Data records:
■ ■ ■ ■
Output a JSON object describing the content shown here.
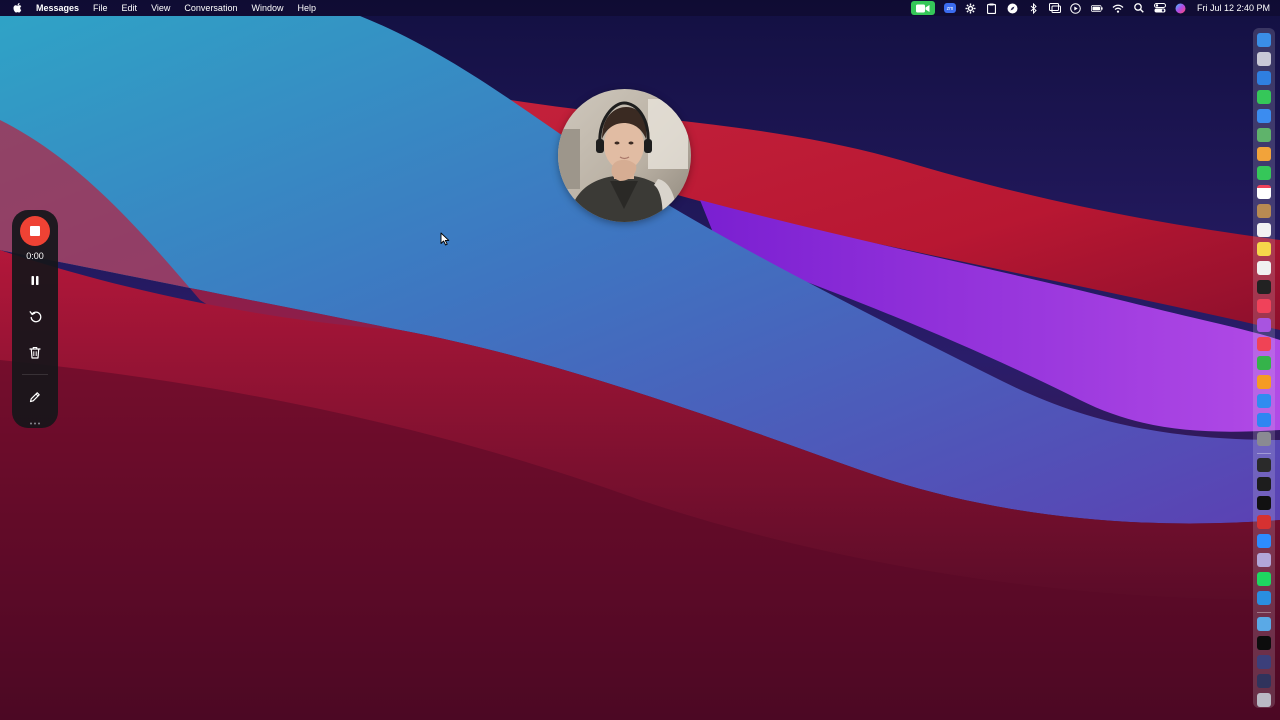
{
  "menubar": {
    "app_name": "Messages",
    "menus": [
      "File",
      "Edit",
      "View",
      "Conversation",
      "Window",
      "Help"
    ],
    "status_icons": [
      "facetime-video-icon",
      "zoom-icon",
      "gear-icon",
      "clipboard-icon",
      "compass-icon",
      "bluetooth-icon",
      "screen-mirroring-icon",
      "play-icon",
      "battery-icon",
      "wifi-icon",
      "search-icon",
      "control-center-icon",
      "siri-icon"
    ],
    "clock": "Fri Jul 12  2:40 PM"
  },
  "recorder": {
    "timer": "0:00",
    "buttons": [
      "stop-icon",
      "pause-icon",
      "restart-icon",
      "trash-icon",
      "pencil-icon"
    ],
    "accent_color": "#ef4234"
  },
  "camera_bubble": {
    "kind": "webcam-preview"
  },
  "dock": {
    "icons": [
      {
        "name": "finder-icon",
        "color": "#3a8ee6"
      },
      {
        "name": "launchpad-icon",
        "color": "#c9c9d6"
      },
      {
        "name": "safari-icon",
        "color": "#2f7fe0"
      },
      {
        "name": "messages-icon",
        "color": "#35c759"
      },
      {
        "name": "mail-icon",
        "color": "#3b8cf0"
      },
      {
        "name": "maps-icon",
        "color": "#5fb36b"
      },
      {
        "name": "photos-icon",
        "color": "#f2a33a"
      },
      {
        "name": "facetime-icon",
        "color": "#35c759"
      },
      {
        "name": "calendar-icon",
        "color": "#f4f4f4"
      },
      {
        "name": "contacts-icon",
        "color": "#b88a52"
      },
      {
        "name": "reminders-icon",
        "color": "#f2f2f2"
      },
      {
        "name": "notes-icon",
        "color": "#f6d64a"
      },
      {
        "name": "freeform-icon",
        "color": "#f0f0f0"
      },
      {
        "name": "apple-tv-icon",
        "color": "#222222"
      },
      {
        "name": "music-icon",
        "color": "#f0425a"
      },
      {
        "name": "podcasts-icon",
        "color": "#a854e0"
      },
      {
        "name": "news-icon",
        "color": "#f04355"
      },
      {
        "name": "numbers-icon",
        "color": "#35b34a"
      },
      {
        "name": "pages-icon",
        "color": "#f59b23"
      },
      {
        "name": "keynote-icon",
        "color": "#2f8cf0"
      },
      {
        "name": "app-store-icon",
        "color": "#2e86f2"
      },
      {
        "name": "system-settings-icon",
        "color": "#8a8a92"
      },
      {
        "name": "chatgpt-icon",
        "color": "#2a2a2a"
      },
      {
        "name": "terminal-icon",
        "color": "#1d1d1d"
      },
      {
        "name": "iterm-icon",
        "color": "#111111"
      },
      {
        "name": "screen-recorder-icon",
        "color": "#d63131"
      },
      {
        "name": "zoom-app-icon",
        "color": "#2d8cff"
      },
      {
        "name": "preview-icon",
        "color": "#b2a6d9"
      },
      {
        "name": "spotify-icon",
        "color": "#1ed760"
      },
      {
        "name": "vscode-icon",
        "color": "#2a8ee0"
      },
      {
        "name": "downloads-folder-icon",
        "color": "#5aa9e6"
      },
      {
        "name": "window-thumbnail-icon",
        "color": "#0d0d0d"
      },
      {
        "name": "window-thumbnail-2-icon",
        "color": "#3b3f7a"
      },
      {
        "name": "window-thumbnail-3-icon",
        "color": "#30335c"
      },
      {
        "name": "trash-bin-icon",
        "color": "#b9b9c4"
      }
    ]
  }
}
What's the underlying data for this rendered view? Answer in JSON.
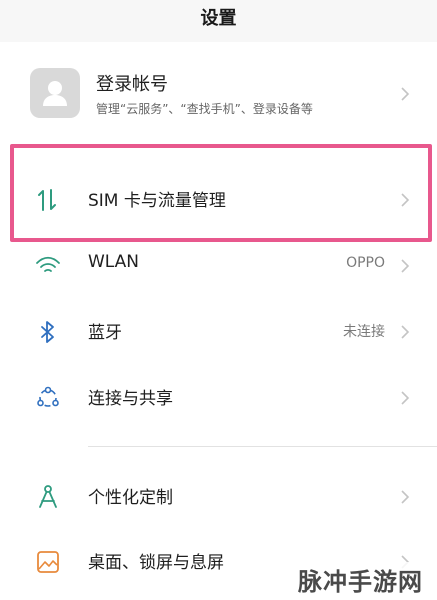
{
  "header": {
    "title": "设置"
  },
  "account": {
    "title": "登录帐号",
    "subtitle": "管理“云服务”、“查找手机”、登录设备等"
  },
  "items": [
    {
      "label": "SIM 卡与流量管理",
      "value": "",
      "icon": "data-transfer-icon"
    },
    {
      "label": "WLAN",
      "value": "OPPO",
      "icon": "wifi-icon"
    },
    {
      "label": "蓝牙",
      "value": "未连接",
      "icon": "bluetooth-icon"
    },
    {
      "label": "连接与共享",
      "value": "",
      "icon": "share-network-icon"
    },
    {
      "label": "个性化定制",
      "value": "",
      "icon": "compass-icon"
    },
    {
      "label": "桌面、锁屏与息屏",
      "value": "",
      "icon": "wallpaper-icon"
    }
  ],
  "watermark": "脉冲手游网",
  "colors": {
    "highlight": "#e8588d",
    "accent_green": "#2e9b7f",
    "icon_blue": "#2f6fbf"
  }
}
■ ■ ■ ■
• [EXERCISE]: Every line from the one containing "What's the underlying" through the last line of the data is to be retyped exactly, with nothing added and no pictures included.

• [SOLVED EXERCISE]:
What's the underlying data for this rendered view? Answer in JSON.
{
  "header": {
    "title": "设置"
  },
  "account": {
    "title": "登录帐号",
    "subtitle": "管理“云服务”、“查找手机”、登录设备等"
  },
  "items": [
    {
      "label": "SIM 卡与流量管理",
      "value": "",
      "icon": "data-transfer-icon"
    },
    {
      "label": "WLAN",
      "value": "OPPO",
      "icon": "wifi-icon"
    },
    {
      "label": "蓝牙",
      "value": "未连接",
      "icon": "bluetooth-icon"
    },
    {
      "label": "连接与共享",
      "value": "",
      "icon": "share-network-icon"
    },
    {
      "label": "个性化定制",
      "value": "",
      "icon": "compass-icon"
    },
    {
      "label": "桌面、锁屏与息屏",
      "value": "",
      "icon": "wallpaper-icon"
    }
  ],
  "watermark": "脉冲手游网",
  "colors": {
    "highlight": "#e8588d",
    "accent_green": "#2e9b7f",
    "icon_blue": "#2f6fbf"
  }
}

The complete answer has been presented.